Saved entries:

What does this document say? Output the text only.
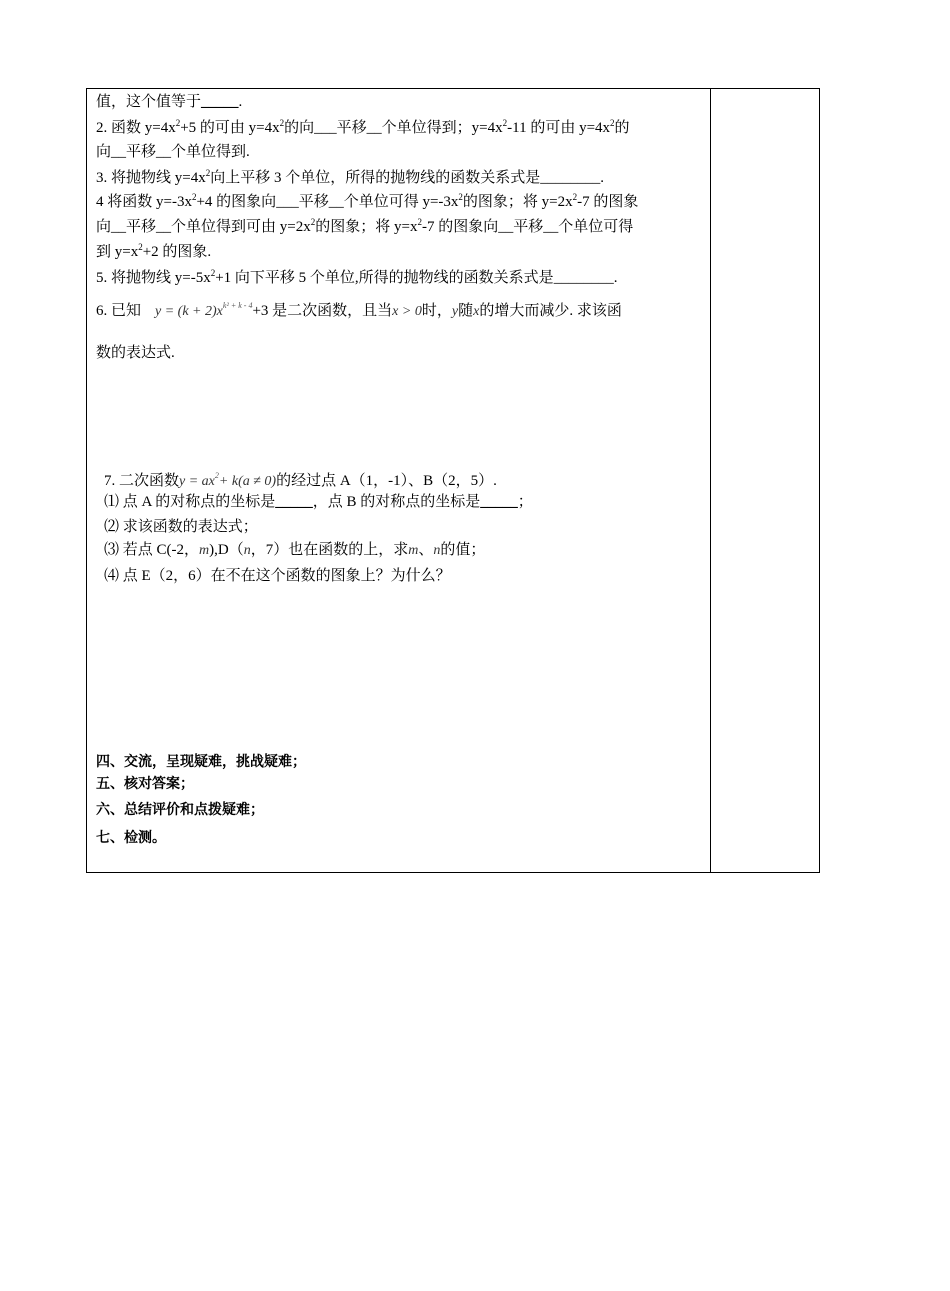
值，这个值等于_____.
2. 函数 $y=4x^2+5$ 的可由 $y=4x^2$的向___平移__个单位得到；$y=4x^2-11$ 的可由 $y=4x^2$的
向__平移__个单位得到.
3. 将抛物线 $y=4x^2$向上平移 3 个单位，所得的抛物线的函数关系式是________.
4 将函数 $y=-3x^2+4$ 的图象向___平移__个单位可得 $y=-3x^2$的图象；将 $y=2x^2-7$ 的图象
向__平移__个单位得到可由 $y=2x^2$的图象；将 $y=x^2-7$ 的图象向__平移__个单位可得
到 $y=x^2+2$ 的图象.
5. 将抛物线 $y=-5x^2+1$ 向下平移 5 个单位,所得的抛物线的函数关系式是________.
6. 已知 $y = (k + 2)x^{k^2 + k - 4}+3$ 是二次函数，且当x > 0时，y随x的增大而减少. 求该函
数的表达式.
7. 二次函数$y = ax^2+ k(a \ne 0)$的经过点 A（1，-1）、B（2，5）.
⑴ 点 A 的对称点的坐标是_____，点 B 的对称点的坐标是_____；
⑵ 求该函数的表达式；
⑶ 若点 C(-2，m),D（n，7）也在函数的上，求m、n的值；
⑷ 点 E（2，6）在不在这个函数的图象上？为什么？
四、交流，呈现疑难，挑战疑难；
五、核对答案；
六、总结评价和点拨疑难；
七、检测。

* * *

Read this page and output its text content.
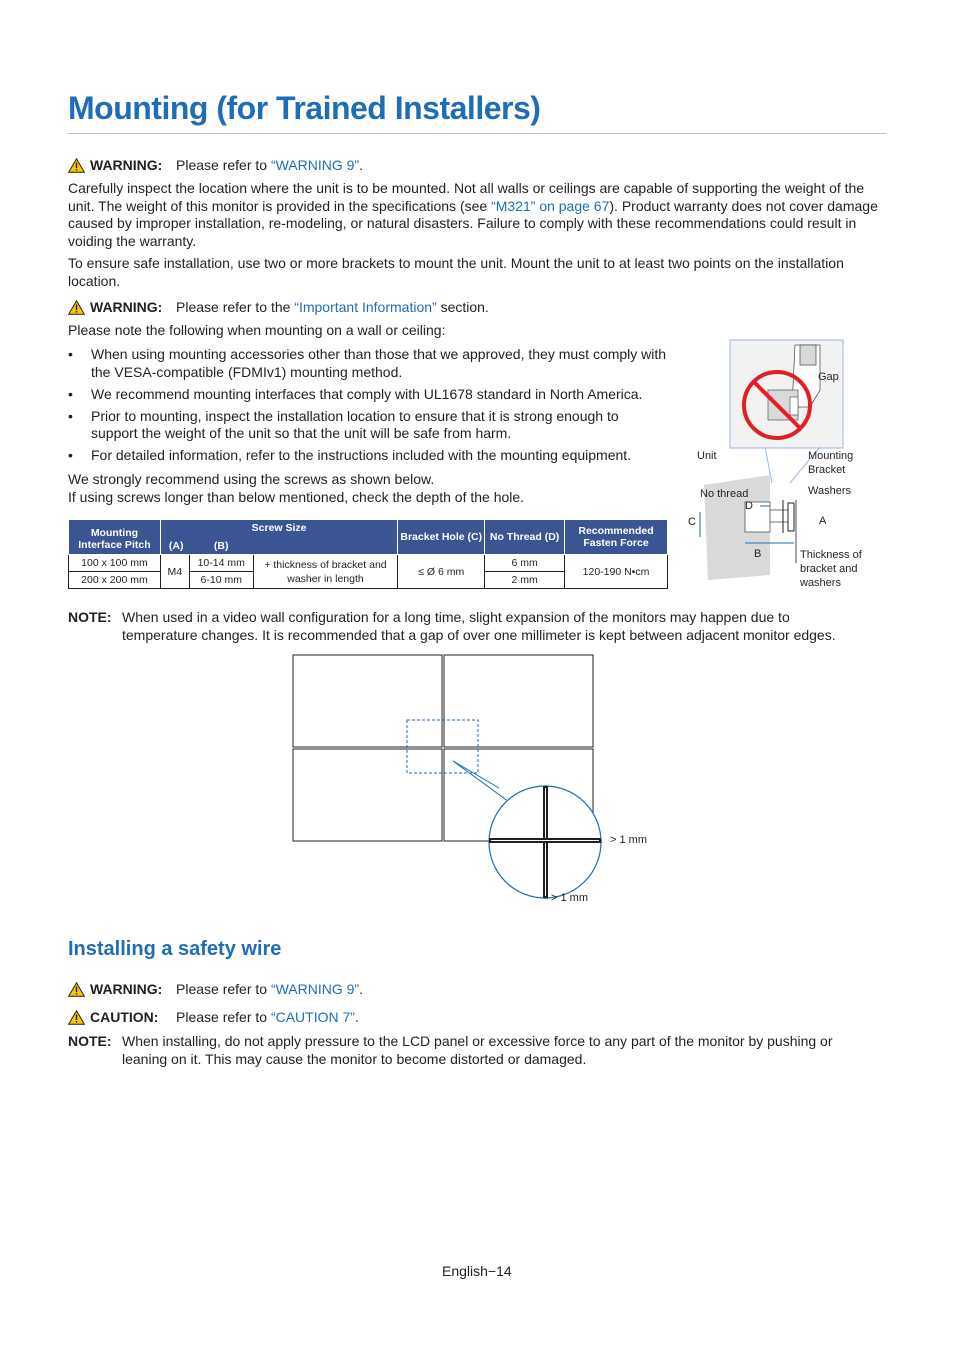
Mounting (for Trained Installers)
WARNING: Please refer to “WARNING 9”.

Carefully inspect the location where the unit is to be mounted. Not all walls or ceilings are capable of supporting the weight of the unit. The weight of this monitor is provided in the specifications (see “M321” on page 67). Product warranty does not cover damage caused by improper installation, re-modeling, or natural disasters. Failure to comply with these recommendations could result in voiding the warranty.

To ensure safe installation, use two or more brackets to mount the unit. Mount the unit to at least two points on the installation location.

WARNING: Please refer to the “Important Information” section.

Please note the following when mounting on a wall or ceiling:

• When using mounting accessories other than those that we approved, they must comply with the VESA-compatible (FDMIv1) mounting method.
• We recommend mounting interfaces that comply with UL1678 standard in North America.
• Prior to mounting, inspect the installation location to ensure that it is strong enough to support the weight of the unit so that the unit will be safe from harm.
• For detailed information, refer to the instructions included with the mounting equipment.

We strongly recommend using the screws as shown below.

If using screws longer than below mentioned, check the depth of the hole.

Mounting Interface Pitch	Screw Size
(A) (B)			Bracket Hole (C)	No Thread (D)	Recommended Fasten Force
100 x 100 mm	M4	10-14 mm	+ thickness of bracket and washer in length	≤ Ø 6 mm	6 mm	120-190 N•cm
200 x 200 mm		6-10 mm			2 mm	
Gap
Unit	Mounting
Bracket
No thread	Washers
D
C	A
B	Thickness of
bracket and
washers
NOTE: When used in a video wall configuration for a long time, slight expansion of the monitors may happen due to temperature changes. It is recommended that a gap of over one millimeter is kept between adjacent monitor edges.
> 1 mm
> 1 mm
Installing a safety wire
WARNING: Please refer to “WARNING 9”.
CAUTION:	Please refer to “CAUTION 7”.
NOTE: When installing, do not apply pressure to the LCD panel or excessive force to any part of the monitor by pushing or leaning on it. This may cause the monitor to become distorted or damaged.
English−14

Aim of the task: Find each line holding the word "installation" and copy it.

Output for this exercise:
Carefully inspect the location where the unit is to be mounted. Not all walls or ceilings are capable of supporting the weight of the unit. The weight of this monitor is provided in the specifications (see “M321” on page 67). Product warranty does not cover damage caused by improper installation, re-modeling, or natural disasters. Failure to comply with these recommendations could result in voiding the warranty.
To ensure safe installation, use two or more brackets to mount the unit. Mount the unit to at least two points on the installation location.
• Prior to mounting, inspect the installation location to ensure that it is strong enough to support the weight of the unit so that the unit will be safe from harm.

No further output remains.